Stored items from a collection:
=====

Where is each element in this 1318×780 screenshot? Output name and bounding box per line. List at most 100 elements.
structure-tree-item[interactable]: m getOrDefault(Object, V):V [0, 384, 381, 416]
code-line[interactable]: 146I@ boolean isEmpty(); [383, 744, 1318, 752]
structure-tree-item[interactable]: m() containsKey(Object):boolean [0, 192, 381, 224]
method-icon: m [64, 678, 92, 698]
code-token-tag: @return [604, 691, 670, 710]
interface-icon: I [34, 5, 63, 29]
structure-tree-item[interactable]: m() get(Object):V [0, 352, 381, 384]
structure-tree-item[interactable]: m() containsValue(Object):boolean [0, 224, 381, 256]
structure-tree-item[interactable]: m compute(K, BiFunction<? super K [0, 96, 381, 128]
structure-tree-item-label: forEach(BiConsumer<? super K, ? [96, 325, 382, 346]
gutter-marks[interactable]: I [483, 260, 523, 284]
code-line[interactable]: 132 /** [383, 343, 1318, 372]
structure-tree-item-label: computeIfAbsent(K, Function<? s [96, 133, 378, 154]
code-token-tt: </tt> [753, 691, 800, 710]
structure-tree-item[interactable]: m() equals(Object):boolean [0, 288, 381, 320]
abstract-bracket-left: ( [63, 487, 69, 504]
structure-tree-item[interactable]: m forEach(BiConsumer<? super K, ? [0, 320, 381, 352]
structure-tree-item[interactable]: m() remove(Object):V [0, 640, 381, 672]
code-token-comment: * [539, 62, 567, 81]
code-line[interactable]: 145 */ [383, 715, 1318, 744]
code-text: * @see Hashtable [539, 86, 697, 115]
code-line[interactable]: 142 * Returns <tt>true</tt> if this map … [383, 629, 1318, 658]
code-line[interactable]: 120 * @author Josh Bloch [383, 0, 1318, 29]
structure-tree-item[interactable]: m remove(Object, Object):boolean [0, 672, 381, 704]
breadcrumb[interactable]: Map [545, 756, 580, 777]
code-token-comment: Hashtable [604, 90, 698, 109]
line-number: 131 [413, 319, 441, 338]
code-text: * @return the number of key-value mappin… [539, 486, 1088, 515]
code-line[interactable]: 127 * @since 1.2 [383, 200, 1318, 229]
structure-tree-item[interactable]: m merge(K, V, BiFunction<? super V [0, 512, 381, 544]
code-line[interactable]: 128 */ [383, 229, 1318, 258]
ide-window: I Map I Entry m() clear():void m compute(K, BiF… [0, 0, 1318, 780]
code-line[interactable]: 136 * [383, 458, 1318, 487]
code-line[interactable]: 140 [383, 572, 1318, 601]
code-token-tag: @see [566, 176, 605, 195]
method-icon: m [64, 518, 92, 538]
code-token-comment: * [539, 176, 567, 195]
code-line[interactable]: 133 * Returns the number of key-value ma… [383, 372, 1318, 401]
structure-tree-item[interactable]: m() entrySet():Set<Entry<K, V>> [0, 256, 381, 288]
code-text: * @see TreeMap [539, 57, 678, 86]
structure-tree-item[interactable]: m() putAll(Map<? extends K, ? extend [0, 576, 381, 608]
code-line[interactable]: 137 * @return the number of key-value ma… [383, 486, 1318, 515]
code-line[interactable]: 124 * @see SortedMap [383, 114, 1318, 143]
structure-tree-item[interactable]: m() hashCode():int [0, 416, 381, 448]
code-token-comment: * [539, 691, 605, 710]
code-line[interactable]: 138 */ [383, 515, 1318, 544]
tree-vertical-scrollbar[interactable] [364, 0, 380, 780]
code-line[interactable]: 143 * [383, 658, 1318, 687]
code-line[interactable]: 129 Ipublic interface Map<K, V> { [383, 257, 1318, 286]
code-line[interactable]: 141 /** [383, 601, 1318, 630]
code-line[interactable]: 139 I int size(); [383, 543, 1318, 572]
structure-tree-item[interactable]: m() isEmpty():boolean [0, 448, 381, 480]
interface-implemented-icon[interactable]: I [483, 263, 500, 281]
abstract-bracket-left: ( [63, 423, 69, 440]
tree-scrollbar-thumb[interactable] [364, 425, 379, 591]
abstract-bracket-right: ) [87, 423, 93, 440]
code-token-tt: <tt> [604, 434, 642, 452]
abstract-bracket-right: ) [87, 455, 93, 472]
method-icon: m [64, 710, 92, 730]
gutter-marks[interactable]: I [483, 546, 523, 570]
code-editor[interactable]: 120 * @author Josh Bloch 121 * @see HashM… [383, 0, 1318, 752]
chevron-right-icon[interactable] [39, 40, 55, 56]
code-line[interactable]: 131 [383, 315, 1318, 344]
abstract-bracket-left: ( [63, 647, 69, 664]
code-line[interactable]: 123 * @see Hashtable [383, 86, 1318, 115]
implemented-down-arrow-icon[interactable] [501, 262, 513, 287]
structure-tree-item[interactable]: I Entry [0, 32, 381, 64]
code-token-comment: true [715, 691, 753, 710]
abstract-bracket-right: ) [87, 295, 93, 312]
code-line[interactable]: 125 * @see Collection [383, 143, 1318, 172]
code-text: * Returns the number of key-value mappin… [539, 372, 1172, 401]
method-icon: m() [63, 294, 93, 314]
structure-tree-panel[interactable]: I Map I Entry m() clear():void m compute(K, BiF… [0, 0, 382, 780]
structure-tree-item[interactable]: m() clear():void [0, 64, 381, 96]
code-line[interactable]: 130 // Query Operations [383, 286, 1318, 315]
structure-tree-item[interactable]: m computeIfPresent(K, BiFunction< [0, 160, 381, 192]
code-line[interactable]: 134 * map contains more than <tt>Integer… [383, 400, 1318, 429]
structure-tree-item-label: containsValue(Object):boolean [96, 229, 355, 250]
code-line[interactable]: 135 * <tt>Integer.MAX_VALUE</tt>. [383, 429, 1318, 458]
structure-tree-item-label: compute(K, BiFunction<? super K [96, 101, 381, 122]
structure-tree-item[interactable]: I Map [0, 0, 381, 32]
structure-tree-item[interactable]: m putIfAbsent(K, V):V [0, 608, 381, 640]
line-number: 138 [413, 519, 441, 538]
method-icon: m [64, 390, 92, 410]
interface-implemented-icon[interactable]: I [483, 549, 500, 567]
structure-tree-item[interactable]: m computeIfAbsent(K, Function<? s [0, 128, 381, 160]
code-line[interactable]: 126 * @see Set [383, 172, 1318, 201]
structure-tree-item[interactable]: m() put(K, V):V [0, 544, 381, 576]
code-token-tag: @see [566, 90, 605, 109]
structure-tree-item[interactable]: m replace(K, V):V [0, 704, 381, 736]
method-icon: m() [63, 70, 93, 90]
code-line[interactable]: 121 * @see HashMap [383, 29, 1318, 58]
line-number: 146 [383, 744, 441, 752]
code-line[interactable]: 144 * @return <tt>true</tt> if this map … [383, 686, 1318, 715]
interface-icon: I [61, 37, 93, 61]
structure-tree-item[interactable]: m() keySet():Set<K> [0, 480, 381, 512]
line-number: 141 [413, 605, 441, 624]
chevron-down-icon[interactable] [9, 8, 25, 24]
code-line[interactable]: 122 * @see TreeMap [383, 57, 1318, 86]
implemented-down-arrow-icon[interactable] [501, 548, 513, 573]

=====

WHAT IS NEEDED:
Copy out the records word for word, from the very first line through the line that contains "abstract-bracket-left: ( [63, 487, 69, 504]".

FULL ANSWER:
Where is each element in this 1318×780 screenshot? Output name and bounding box per line. List at most 100 elements.
structure-tree-item[interactable]: m getOrDefault(Object, V):V [0, 384, 381, 416]
code-line[interactable]: 146I@ boolean isEmpty(); [383, 744, 1318, 752]
structure-tree-item[interactable]: m() containsKey(Object):boolean [0, 192, 381, 224]
method-icon: m [64, 678, 92, 698]
code-token-tag: @return [604, 691, 670, 710]
interface-icon: I [34, 5, 63, 29]
structure-tree-item[interactable]: m() get(Object):V [0, 352, 381, 384]
structure-tree-item[interactable]: m() containsValue(Object):boolean [0, 224, 381, 256]
structure-tree-item[interactable]: m compute(K, BiFunction<? super K [0, 96, 381, 128]
structure-tree-item-label: forEach(BiConsumer<? super K, ? [96, 325, 382, 346]
gutter-marks[interactable]: I [483, 260, 523, 284]
code-line[interactable]: 132 /** [383, 343, 1318, 372]
structure-tree-item-label: computeIfAbsent(K, Function<? s [96, 133, 378, 154]
code-token-tt: </tt> [753, 691, 800, 710]
structure-tree-item[interactable]: m() equals(Object):boolean [0, 288, 381, 320]
abstract-bracket-left: ( [63, 487, 69, 504]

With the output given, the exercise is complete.